#### [EXERCISE PROMPT]
For each line below that includes the word "姐姐的反杀时刻", make a copy.

#### [RECORD SET]

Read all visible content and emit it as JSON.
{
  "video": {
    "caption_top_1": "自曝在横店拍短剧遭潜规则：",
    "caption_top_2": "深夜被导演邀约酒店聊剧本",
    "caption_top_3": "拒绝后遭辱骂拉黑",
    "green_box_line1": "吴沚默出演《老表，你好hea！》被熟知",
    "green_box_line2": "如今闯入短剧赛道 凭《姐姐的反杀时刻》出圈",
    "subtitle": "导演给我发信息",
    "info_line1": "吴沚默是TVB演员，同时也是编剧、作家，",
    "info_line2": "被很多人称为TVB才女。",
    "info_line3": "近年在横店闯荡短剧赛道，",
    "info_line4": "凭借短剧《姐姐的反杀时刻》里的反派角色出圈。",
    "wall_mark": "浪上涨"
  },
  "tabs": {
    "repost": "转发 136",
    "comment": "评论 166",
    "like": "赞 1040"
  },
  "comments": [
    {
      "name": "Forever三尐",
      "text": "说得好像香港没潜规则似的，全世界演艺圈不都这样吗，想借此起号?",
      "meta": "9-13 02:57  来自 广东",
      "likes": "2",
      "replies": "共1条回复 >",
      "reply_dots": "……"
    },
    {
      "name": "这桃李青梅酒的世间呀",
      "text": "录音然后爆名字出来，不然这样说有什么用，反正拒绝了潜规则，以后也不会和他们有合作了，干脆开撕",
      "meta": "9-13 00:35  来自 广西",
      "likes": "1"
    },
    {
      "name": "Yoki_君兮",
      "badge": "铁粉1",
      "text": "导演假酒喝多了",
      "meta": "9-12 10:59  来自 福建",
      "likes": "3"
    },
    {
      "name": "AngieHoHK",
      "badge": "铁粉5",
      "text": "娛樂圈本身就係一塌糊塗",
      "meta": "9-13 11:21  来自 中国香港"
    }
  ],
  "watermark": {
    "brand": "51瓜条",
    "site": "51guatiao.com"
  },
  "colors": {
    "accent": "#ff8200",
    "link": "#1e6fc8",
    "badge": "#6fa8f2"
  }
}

#### [IN RESPONSE]
    "green_box_line2": "如今闯入短剧赛道 凭《姐姐的反杀时刻》出圈",
    "info_line4": "凭借短剧《姐姐的反杀时刻》里的反派角色出圈。",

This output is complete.